— Begin —

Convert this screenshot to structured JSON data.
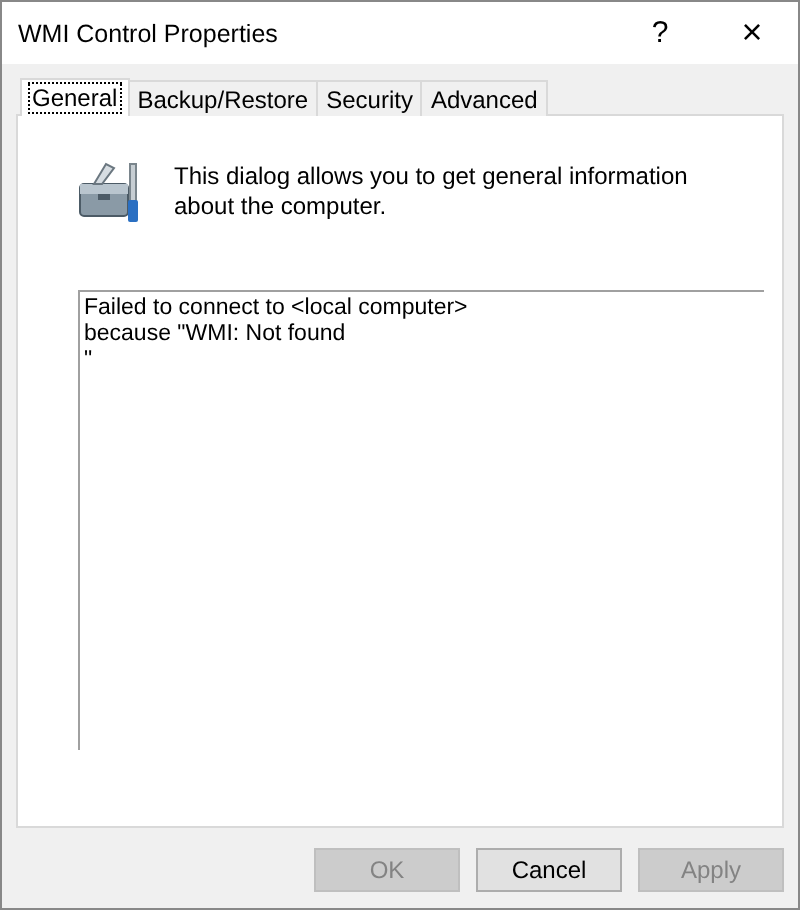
{
  "window": {
    "title": "WMI Control Properties",
    "help": "?",
    "close": "×"
  },
  "tabs": [
    {
      "label": "General",
      "selected": true
    },
    {
      "label": "Backup/Restore",
      "selected": false
    },
    {
      "label": "Security",
      "selected": false
    },
    {
      "label": "Advanced",
      "selected": false
    }
  ],
  "description": "This dialog allows you to get general information about the computer.",
  "status_text": [
    "Failed to connect to <local computer>",
    "because \"WMI: Not found",
    "\""
  ],
  "buttons": [
    {
      "label": "OK",
      "disabled": true
    },
    {
      "label": "Cancel",
      "disabled": false
    },
    {
      "label": "Apply",
      "disabled": true
    }
  ]
}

— End —

> **Objective**:
Set down every record once more, word for word, without pictures.

> **Complete answer**:
Convert this screenshot to structured JSON data.
{
  "window": {
    "title": "WMI Control Properties",
    "help": "?",
    "close": "×"
  },
  "tabs": [
    {
      "label": "General",
      "selected": true
    },
    {
      "label": "Backup/Restore",
      "selected": false
    },
    {
      "label": "Security",
      "selected": false
    },
    {
      "label": "Advanced",
      "selected": false
    }
  ],
  "description": "This dialog allows you to get general information about the computer.",
  "status_text": [
    "Failed to connect to <local computer>",
    "because \"WMI: Not found",
    "\""
  ],
  "buttons": [
    {
      "label": "OK",
      "disabled": true
    },
    {
      "label": "Cancel",
      "disabled": false
    },
    {
      "label": "Apply",
      "disabled": true
    }
  ]
}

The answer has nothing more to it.